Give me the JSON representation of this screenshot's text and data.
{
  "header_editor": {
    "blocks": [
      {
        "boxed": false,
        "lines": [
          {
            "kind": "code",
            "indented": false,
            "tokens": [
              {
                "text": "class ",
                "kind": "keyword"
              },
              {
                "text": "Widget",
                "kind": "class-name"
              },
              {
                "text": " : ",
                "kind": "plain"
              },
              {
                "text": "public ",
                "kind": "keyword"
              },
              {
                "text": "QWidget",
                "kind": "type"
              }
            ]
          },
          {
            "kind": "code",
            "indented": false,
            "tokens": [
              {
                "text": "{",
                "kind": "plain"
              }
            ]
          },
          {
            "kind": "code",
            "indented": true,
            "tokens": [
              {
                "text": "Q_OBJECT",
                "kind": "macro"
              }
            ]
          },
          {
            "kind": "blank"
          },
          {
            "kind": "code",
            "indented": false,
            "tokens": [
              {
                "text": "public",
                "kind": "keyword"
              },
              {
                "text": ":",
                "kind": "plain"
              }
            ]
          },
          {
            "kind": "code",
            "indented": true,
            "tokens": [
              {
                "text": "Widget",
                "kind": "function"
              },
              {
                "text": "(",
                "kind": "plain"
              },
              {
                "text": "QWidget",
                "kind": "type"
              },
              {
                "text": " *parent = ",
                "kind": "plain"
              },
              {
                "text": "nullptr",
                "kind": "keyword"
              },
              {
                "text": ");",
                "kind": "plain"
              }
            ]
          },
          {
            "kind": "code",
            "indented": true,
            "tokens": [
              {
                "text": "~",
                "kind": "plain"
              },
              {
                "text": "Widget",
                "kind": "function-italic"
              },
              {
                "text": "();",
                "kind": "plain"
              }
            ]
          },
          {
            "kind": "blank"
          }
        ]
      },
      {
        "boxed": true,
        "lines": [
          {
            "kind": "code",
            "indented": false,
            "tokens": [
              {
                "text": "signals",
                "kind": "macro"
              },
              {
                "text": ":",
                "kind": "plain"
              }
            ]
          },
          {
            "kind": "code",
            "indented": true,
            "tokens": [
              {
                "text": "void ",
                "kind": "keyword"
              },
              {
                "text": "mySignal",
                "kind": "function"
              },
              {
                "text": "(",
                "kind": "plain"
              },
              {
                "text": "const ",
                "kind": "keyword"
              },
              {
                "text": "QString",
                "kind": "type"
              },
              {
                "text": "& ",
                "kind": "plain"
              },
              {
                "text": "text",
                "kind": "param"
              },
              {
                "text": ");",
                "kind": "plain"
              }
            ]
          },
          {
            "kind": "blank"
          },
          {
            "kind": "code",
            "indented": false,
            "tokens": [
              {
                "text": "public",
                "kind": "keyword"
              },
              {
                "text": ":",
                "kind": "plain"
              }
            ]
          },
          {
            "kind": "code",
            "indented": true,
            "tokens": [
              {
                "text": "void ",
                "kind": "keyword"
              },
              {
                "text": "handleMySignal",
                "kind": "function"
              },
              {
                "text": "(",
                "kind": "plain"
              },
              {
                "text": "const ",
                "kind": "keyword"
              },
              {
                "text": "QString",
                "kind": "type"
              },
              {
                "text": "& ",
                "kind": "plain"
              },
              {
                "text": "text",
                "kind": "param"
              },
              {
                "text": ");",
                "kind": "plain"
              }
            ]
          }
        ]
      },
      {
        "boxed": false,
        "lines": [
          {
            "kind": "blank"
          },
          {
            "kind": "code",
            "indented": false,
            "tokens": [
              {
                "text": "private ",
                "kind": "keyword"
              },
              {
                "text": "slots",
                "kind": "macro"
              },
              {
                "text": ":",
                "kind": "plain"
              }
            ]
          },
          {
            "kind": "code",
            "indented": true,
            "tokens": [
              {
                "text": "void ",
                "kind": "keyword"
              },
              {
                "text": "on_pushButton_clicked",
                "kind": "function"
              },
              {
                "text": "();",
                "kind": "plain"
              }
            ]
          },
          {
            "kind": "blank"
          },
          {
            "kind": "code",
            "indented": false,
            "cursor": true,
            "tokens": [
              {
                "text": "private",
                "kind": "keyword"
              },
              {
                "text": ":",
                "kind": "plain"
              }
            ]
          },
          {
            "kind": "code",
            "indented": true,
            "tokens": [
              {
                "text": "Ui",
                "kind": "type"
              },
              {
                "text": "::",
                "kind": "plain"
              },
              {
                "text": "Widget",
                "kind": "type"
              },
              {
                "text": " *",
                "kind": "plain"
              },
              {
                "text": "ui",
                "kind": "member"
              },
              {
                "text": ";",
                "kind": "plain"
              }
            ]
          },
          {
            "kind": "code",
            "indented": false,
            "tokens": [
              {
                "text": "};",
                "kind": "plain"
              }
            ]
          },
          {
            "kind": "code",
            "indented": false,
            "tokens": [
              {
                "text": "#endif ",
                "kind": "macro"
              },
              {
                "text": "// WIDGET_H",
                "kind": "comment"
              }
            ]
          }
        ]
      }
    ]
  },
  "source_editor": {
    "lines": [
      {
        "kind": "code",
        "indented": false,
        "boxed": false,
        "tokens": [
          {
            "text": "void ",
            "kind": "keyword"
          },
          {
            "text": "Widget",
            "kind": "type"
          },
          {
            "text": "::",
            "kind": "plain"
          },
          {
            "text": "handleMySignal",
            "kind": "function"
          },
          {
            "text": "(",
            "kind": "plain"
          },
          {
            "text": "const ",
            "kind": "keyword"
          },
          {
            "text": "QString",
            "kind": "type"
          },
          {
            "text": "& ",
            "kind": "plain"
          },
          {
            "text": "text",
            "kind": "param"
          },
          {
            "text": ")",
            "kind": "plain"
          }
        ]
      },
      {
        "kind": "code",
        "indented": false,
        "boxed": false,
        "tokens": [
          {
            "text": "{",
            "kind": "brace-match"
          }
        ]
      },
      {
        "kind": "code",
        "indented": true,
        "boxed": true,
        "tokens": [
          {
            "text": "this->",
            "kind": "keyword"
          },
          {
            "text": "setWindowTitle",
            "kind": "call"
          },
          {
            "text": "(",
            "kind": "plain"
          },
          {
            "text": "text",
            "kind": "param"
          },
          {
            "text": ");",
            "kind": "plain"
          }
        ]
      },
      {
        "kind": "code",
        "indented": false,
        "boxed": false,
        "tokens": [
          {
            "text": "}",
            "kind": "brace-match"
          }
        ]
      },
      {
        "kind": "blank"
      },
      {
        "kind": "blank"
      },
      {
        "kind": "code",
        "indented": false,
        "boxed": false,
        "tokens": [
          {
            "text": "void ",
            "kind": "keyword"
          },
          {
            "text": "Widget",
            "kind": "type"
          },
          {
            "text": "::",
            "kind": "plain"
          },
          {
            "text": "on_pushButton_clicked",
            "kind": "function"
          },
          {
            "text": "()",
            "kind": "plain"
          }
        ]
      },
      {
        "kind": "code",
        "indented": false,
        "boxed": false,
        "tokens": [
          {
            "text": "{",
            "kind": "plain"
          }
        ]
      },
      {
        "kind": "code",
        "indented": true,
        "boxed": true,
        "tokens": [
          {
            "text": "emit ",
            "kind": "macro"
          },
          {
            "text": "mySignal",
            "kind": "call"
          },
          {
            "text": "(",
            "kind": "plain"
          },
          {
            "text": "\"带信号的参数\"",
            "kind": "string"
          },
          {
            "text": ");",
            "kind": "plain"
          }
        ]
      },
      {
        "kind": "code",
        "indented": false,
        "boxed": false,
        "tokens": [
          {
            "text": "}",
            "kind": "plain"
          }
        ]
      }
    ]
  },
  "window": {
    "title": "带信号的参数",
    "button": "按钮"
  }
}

**Aim:**
Go back to the listing above and please repeat it exactly.

**Final result:**
Give me the JSON representation of this screenshot's text and data.
{
  "header_editor": {
    "blocks": [
      {
        "boxed": false,
        "lines": [
          {
            "kind": "code",
            "indented": false,
            "tokens": [
              {
                "text": "class ",
                "kind": "keyword"
              },
              {
                "text": "Widget",
                "kind": "class-name"
              },
              {
                "text": " : ",
                "kind": "plain"
              },
              {
                "text": "public ",
                "kind": "keyword"
              },
              {
                "text": "QWidget",
                "kind": "type"
              }
            ]
          },
          {
            "kind": "code",
            "indented": false,
            "tokens": [
              {
                "text": "{",
                "kind": "plain"
              }
            ]
          },
          {
            "kind": "code",
            "indented": true,
            "tokens": [
              {
                "text": "Q_OBJECT",
                "kind": "macro"
              }
            ]
          },
          {
            "kind": "blank"
          },
          {
            "kind": "code",
            "indented": false,
            "tokens": [
              {
                "text": "public",
                "kind": "keyword"
              },
              {
                "text": ":",
                "kind": "plain"
              }
            ]
          },
          {
            "kind": "code",
            "indented": true,
            "tokens": [
              {
                "text": "Widget",
                "kind": "function"
              },
              {
                "text": "(",
                "kind": "plain"
              },
              {
                "text": "QWidget",
                "kind": "type"
              },
              {
                "text": " *parent = ",
                "kind": "plain"
              },
              {
                "text": "nullptr",
                "kind": "keyword"
              },
              {
                "text": ");",
                "kind": "plain"
              }
            ]
          },
          {
            "kind": "code",
            "indented": true,
            "tokens": [
              {
                "text": "~",
                "kind": "plain"
              },
              {
                "text": "Widget",
                "kind": "function-italic"
              },
              {
                "text": "();",
                "kind": "plain"
              }
            ]
          },
          {
            "kind": "blank"
          }
        ]
      },
      {
        "boxed": true,
        "lines": [
          {
            "kind": "code",
            "indented": false,
            "tokens": [
              {
                "text": "signals",
                "kind": "macro"
              },
              {
                "text": ":",
                "kind": "plain"
              }
            ]
          },
          {
            "kind": "code",
            "indented": true,
            "tokens": [
              {
                "text": "void ",
                "kind": "keyword"
              },
              {
                "text": "mySignal",
                "kind": "function"
              },
              {
                "text": "(",
                "kind": "plain"
              },
              {
                "text": "const ",
                "kind": "keyword"
              },
              {
                "text": "QString",
                "kind": "type"
              },
              {
                "text": "& ",
                "kind": "plain"
              },
              {
                "text": "text",
                "kind": "param"
              },
              {
                "text": ");",
                "kind": "plain"
              }
            ]
          },
          {
            "kind": "blank"
          },
          {
            "kind": "code",
            "indented": false,
            "tokens": [
              {
                "text": "public",
                "kind": "keyword"
              },
              {
                "text": ":",
                "kind": "plain"
              }
            ]
          },
          {
            "kind": "code",
            "indented": true,
            "tokens": [
              {
                "text": "void ",
                "kind": "keyword"
              },
              {
                "text": "handleMySignal",
                "kind": "function"
              },
              {
                "text": "(",
                "kind": "plain"
              },
              {
                "text": "const ",
                "kind": "keyword"
              },
              {
                "text": "QString",
                "kind": "type"
              },
              {
                "text": "& ",
                "kind": "plain"
              },
              {
                "text": "text",
                "kind": "param"
              },
              {
                "text": ");",
                "kind": "plain"
              }
            ]
          }
        ]
      },
      {
        "boxed": false,
        "lines": [
          {
            "kind": "blank"
          },
          {
            "kind": "code",
            "indented": false,
            "tokens": [
              {
                "text": "private ",
                "kind": "keyword"
              },
              {
                "text": "slots",
                "kind": "macro"
              },
              {
                "text": ":",
                "kind": "plain"
              }
            ]
          },
          {
            "kind": "code",
            "indented": true,
            "tokens": [
              {
                "text": "void ",
                "kind": "keyword"
              },
              {
                "text": "on_pushButton_clicked",
                "kind": "function"
              },
              {
                "text": "();",
                "kind": "plain"
              }
            ]
          },
          {
            "kind": "blank"
          },
          {
            "kind": "code",
            "indented": false,
            "cursor": true,
            "tokens": [
              {
                "text": "private",
                "kind": "keyword"
              },
              {
                "text": ":",
                "kind": "plain"
              }
            ]
          },
          {
            "kind": "code",
            "indented": true,
            "tokens": [
              {
                "text": "Ui",
                "kind": "type"
              },
              {
                "text": "::",
                "kind": "plain"
              },
              {
                "text": "Widget",
                "kind": "type"
              },
              {
                "text": " *",
                "kind": "plain"
              },
              {
                "text": "ui",
                "kind": "member"
              },
              {
                "text": ";",
                "kind": "plain"
              }
            ]
          },
          {
            "kind": "code",
            "indented": false,
            "tokens": [
              {
                "text": "};",
                "kind": "plain"
              }
            ]
          },
          {
            "kind": "code",
            "indented": false,
            "tokens": [
              {
                "text": "#endif ",
                "kind": "macro"
              },
              {
                "text": "// WIDGET_H",
                "kind": "comment"
              }
            ]
          }
        ]
      }
    ]
  },
  "source_editor": {
    "lines": [
      {
        "kind": "code",
        "indented": false,
        "boxed": false,
        "tokens": [
          {
            "text": "void ",
            "kind": "keyword"
          },
          {
            "text": "Widget",
            "kind": "type"
          },
          {
            "text": "::",
            "kind": "plain"
          },
          {
            "text": "handleMySignal",
            "kind": "function"
          },
          {
            "text": "(",
            "kind": "plain"
          },
          {
            "text": "const ",
            "kind": "keyword"
          },
          {
            "text": "QString",
            "kind": "type"
          },
          {
            "text": "& ",
            "kind": "plain"
          },
          {
            "text": "text",
            "kind": "param"
          },
          {
            "text": ")",
            "kind": "plain"
          }
        ]
      },
      {
        "kind": "code",
        "indented": false,
        "boxed": false,
        "tokens": [
          {
            "text": "{",
            "kind": "brace-match"
          }
        ]
      },
      {
        "kind": "code",
        "indented": true,
        "boxed": true,
        "tokens": [
          {
            "text": "this->",
            "kind": "keyword"
          },
          {
            "text": "setWindowTitle",
            "kind": "call"
          },
          {
            "text": "(",
            "kind": "plain"
          },
          {
            "text": "text",
            "kind": "param"
          },
          {
            "text": ");",
            "kind": "plain"
          }
        ]
      },
      {
        "kind": "code",
        "indented": false,
        "boxed": false,
        "tokens": [
          {
            "text": "}",
            "kind": "brace-match"
          }
        ]
      },
      {
        "kind": "blank"
      },
      {
        "kind": "blank"
      },
      {
        "kind": "code",
        "indented": false,
        "boxed": false,
        "tokens": [
          {
            "text": "void ",
            "kind": "keyword"
          },
          {
            "text": "Widget",
            "kind": "type"
          },
          {
            "text": "::",
            "kind": "plain"
          },
          {
            "text": "on_pushButton_clicked",
            "kind": "function"
          },
          {
            "text": "()",
            "kind": "plain"
          }
        ]
      },
      {
        "kind": "code",
        "indented": false,
        "boxed": false,
        "tokens": [
          {
            "text": "{",
            "kind": "plain"
          }
        ]
      },
      {
        "kind": "code",
        "indented": true,
        "boxed": true,
        "tokens": [
          {
            "text": "emit ",
            "kind": "macro"
          },
          {
            "text": "mySignal",
            "kind": "call"
          },
          {
            "text": "(",
            "kind": "plain"
          },
          {
            "text": "\"带信号的参数\"",
            "kind": "string"
          },
          {
            "text": ");",
            "kind": "plain"
          }
        ]
      },
      {
        "kind": "code",
        "indented": false,
        "boxed": false,
        "tokens": [
          {
            "text": "}",
            "kind": "plain"
          }
        ]
      }
    ]
  },
  "window": {
    "title": "带信号的参数",
    "button": "按钮"
  }
}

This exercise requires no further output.